Only a number is expected: how many lines in the data below contain the word "водоснабжения".

[Begin]

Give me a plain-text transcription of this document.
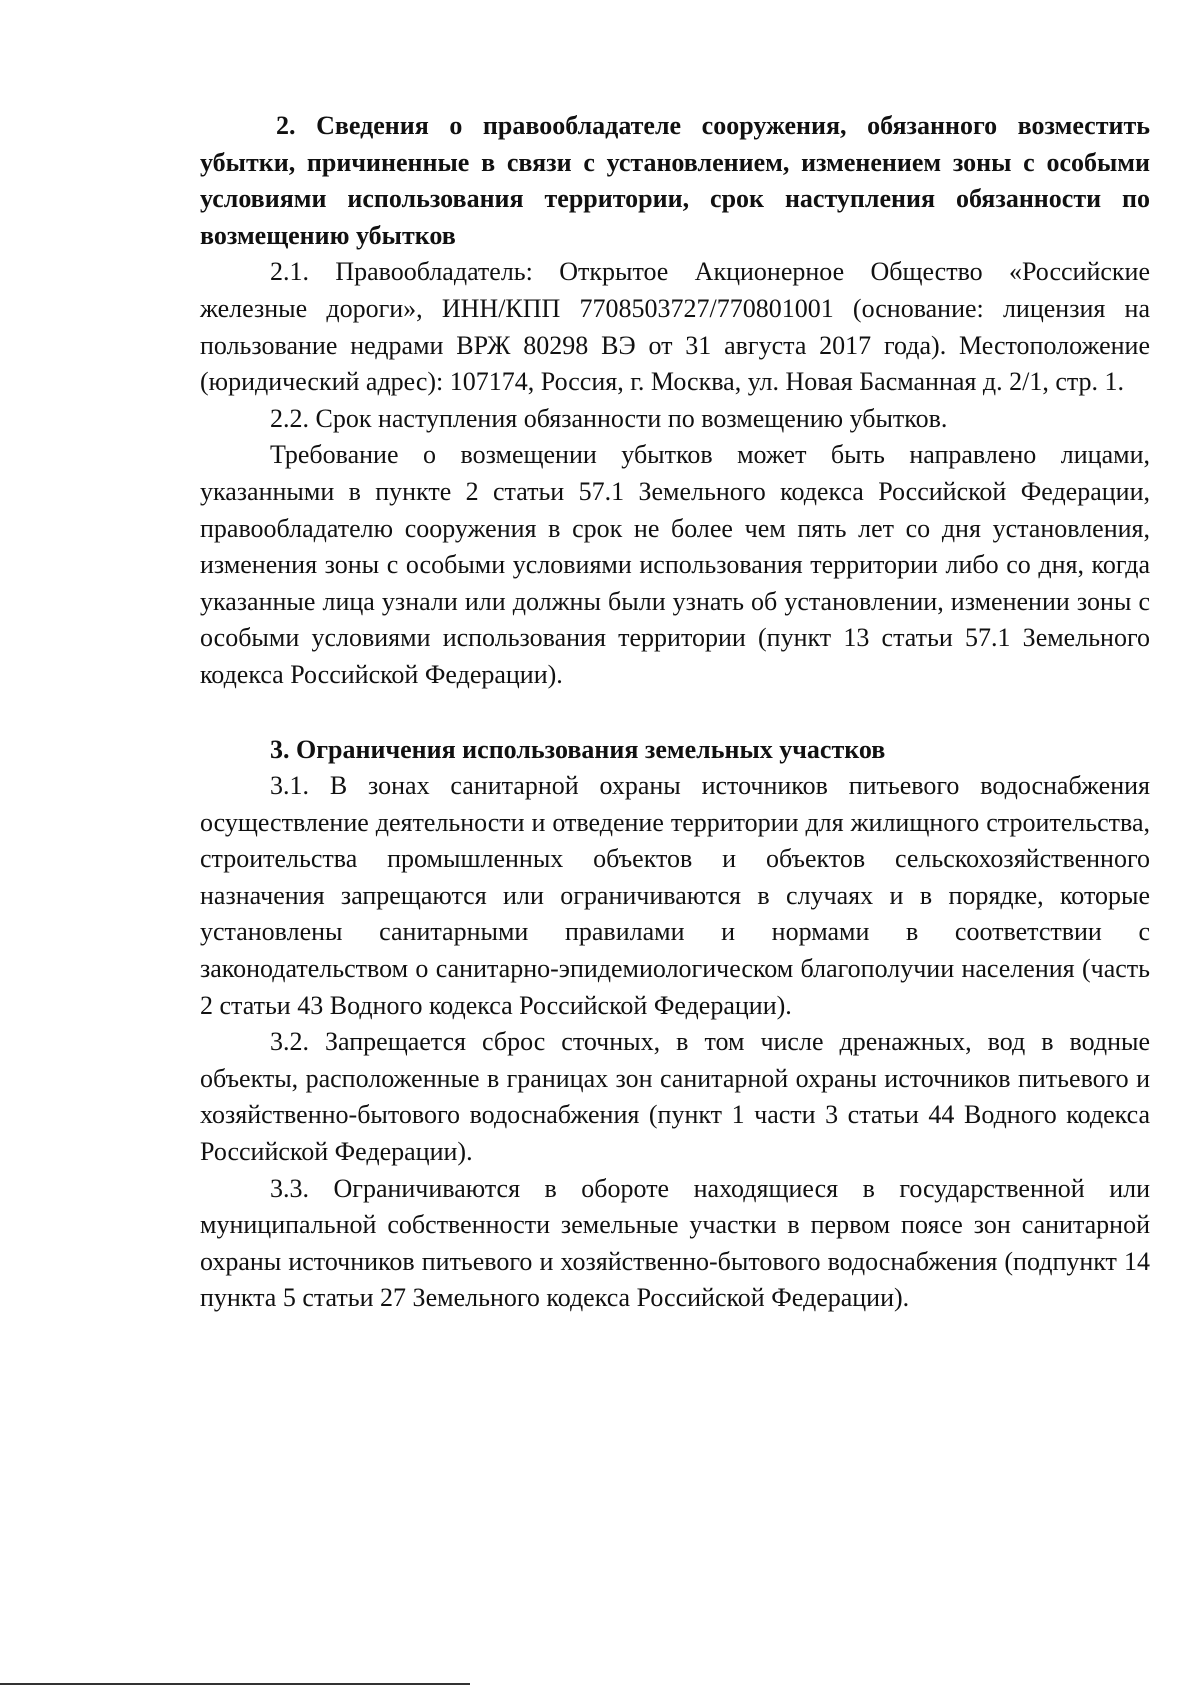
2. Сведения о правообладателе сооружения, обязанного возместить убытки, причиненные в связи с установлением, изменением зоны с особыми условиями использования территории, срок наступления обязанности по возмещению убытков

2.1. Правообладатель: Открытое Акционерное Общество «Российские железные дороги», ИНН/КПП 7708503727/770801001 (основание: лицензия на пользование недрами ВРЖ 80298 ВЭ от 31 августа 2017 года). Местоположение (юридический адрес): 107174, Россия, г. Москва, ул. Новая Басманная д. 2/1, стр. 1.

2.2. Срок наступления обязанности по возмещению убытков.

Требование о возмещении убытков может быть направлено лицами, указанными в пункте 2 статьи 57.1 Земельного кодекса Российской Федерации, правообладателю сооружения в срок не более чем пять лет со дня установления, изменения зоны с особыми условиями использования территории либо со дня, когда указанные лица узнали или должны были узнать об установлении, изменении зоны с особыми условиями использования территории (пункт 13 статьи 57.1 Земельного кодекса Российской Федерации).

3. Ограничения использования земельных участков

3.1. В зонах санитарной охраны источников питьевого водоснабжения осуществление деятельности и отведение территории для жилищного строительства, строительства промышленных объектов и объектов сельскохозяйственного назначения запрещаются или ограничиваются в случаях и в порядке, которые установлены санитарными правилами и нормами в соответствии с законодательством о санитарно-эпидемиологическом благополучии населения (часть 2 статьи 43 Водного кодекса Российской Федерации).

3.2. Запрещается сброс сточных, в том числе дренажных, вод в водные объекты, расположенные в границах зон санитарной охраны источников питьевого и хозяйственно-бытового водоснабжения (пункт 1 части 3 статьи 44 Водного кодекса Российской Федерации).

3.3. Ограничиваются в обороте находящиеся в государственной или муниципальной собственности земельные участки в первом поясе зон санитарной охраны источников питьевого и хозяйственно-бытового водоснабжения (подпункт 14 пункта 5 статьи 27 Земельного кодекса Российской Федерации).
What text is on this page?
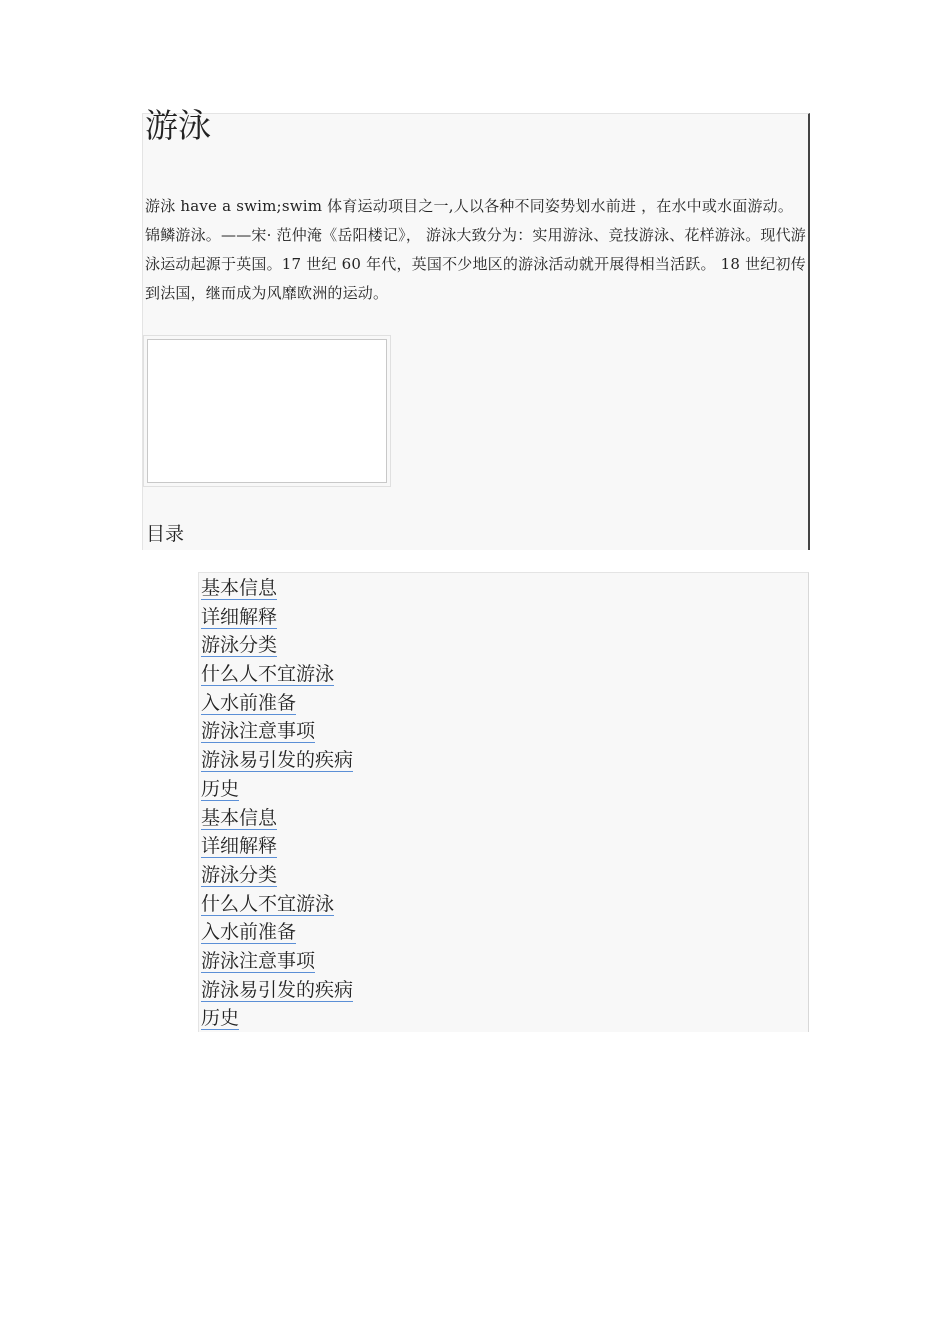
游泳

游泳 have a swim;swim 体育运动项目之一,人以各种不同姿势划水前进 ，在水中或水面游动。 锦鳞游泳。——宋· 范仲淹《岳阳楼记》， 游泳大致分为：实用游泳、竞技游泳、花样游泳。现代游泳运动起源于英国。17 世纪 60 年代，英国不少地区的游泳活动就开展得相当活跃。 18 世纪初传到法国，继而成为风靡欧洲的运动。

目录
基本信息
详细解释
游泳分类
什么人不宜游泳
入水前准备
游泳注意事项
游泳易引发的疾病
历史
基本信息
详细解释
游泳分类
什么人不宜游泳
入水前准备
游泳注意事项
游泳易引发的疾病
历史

[End]
[Begin]

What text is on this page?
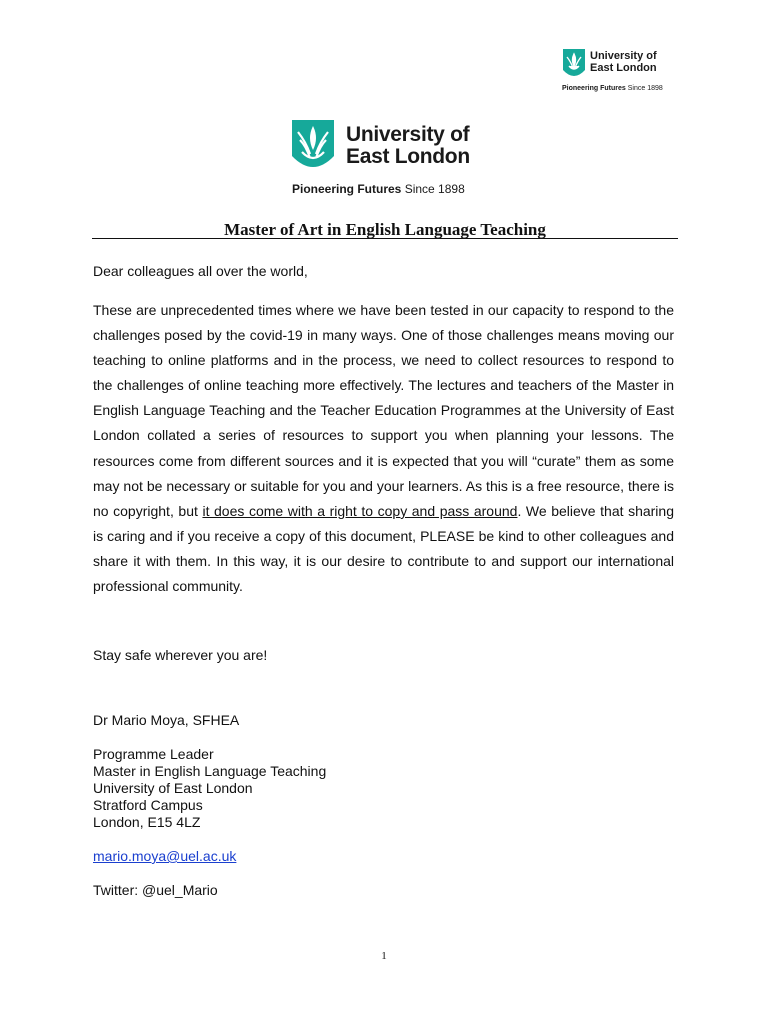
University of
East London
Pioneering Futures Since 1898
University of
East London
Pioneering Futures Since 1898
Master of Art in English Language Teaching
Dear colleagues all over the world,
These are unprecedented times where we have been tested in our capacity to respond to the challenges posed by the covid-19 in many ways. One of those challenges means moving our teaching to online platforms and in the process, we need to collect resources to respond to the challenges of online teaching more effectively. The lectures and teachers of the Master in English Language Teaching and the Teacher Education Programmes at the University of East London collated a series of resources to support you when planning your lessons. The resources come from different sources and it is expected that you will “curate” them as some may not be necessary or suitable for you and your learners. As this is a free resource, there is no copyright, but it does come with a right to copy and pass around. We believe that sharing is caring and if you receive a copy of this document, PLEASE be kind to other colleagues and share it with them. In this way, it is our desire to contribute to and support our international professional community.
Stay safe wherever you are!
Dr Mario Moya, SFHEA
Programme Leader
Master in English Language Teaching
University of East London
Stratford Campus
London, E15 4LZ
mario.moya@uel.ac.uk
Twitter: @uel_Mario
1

[End]

REPLY TO THE TASK
3